→ **SET EXERCISE**
Report how many lines in the records below contain the word "шероховатости". Give only the number.
======== DATA TO PROCESS ========
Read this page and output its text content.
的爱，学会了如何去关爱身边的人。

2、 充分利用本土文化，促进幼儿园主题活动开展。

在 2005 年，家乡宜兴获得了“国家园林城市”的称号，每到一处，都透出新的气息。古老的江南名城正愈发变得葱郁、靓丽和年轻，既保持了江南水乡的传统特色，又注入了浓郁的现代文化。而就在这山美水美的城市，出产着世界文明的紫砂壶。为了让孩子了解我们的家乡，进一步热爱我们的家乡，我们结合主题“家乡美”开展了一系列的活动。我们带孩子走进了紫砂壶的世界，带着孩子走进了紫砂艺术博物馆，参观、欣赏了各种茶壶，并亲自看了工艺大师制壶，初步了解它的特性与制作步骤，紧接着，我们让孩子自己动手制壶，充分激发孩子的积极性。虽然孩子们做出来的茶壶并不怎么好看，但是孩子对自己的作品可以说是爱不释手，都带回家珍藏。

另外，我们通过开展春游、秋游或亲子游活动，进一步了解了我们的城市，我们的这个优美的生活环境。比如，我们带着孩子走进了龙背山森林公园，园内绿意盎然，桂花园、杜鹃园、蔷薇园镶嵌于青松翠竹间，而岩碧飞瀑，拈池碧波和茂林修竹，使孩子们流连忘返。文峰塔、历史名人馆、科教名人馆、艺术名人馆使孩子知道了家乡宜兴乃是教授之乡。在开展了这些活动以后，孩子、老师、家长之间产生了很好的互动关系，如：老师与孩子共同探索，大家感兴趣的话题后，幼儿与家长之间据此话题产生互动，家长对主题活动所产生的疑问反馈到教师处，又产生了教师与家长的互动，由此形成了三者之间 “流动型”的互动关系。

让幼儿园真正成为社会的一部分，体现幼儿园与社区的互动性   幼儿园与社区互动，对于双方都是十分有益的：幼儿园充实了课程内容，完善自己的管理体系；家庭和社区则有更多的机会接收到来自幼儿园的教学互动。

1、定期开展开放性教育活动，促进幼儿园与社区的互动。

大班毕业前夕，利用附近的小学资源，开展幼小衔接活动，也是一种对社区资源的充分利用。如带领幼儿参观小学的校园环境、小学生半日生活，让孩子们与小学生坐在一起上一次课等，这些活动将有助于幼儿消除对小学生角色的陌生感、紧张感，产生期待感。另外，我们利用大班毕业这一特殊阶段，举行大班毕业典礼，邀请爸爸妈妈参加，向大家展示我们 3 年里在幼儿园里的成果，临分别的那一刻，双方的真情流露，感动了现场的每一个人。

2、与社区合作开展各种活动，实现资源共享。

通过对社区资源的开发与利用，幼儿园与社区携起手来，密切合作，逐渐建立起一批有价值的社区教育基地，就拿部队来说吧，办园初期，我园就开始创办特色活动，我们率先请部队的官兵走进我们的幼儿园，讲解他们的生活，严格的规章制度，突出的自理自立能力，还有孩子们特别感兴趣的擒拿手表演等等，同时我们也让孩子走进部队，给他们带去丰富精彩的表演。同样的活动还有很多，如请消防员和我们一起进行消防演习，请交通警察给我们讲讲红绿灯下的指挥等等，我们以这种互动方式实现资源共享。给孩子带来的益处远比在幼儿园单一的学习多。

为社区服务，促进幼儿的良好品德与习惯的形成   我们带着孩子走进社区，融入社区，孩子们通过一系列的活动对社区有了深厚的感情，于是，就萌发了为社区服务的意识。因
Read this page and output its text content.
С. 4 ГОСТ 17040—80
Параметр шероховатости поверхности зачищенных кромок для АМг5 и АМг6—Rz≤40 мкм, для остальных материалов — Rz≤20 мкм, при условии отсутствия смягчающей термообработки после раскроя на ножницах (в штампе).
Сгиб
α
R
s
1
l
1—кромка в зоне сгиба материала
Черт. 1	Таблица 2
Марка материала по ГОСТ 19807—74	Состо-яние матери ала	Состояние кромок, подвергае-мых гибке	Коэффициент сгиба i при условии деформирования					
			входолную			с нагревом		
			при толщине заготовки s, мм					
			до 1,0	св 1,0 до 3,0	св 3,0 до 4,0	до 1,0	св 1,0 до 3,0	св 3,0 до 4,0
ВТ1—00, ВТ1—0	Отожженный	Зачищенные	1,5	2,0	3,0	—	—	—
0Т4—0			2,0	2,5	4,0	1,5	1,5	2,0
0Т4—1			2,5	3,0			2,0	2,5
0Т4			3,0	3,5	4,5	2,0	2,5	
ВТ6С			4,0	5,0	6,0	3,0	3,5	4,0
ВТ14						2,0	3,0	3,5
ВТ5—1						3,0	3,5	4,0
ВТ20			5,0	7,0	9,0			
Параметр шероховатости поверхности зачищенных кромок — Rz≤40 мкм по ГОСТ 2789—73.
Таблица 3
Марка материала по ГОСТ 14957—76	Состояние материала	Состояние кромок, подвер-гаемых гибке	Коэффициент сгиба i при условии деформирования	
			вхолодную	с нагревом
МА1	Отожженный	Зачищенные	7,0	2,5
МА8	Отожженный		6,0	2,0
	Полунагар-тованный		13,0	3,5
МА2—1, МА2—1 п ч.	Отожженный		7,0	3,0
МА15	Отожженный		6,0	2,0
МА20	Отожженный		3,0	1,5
========
→ **SOLUTION**
2